[Begin Material supplied]
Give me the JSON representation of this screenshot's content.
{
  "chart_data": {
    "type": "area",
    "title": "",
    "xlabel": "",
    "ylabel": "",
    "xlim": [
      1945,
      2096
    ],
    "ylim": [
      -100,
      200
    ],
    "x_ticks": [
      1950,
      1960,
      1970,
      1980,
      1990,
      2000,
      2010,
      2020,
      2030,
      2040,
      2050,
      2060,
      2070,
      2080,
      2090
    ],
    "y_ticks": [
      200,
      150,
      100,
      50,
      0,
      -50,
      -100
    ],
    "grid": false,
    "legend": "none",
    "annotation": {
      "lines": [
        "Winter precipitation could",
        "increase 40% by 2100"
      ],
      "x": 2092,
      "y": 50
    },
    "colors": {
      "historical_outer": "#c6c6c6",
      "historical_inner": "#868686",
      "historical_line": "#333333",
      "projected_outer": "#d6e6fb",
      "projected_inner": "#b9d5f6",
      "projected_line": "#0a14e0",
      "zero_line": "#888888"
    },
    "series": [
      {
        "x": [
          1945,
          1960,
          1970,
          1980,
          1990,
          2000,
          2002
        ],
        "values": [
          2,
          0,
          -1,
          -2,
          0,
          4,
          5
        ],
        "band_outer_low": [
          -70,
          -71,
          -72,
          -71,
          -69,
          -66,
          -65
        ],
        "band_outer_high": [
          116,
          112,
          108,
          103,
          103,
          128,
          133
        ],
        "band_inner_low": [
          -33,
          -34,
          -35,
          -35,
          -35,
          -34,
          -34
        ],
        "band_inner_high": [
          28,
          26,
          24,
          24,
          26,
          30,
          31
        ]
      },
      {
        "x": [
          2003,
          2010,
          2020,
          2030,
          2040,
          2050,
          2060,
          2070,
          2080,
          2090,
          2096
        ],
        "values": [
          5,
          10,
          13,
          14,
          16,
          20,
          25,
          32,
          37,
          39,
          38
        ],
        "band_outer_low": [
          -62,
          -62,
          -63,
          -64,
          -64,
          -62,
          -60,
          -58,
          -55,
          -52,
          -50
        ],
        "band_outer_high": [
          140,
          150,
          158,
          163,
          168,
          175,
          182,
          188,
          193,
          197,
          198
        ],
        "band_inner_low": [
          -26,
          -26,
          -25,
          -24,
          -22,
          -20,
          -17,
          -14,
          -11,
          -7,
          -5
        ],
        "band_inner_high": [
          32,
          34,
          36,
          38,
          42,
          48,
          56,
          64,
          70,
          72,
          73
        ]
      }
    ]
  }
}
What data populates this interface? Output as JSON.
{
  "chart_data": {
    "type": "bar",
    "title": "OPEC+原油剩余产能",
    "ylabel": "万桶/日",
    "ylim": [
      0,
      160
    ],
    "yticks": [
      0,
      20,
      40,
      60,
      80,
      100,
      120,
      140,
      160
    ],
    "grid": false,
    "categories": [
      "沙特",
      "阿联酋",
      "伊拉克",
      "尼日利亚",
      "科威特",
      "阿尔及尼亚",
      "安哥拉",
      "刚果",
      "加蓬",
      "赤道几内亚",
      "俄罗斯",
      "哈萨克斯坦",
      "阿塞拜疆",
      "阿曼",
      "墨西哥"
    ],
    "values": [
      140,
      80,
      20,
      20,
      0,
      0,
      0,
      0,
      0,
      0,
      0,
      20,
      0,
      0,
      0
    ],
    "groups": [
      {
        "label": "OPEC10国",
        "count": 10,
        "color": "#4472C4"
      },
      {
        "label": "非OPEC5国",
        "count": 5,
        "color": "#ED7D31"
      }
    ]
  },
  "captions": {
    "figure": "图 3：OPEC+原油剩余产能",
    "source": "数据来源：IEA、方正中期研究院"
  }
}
[End Material supplied]
In the entries above, count each line that holds "JSON". Give the total and nothing else.

• **Solution to this problem**: 2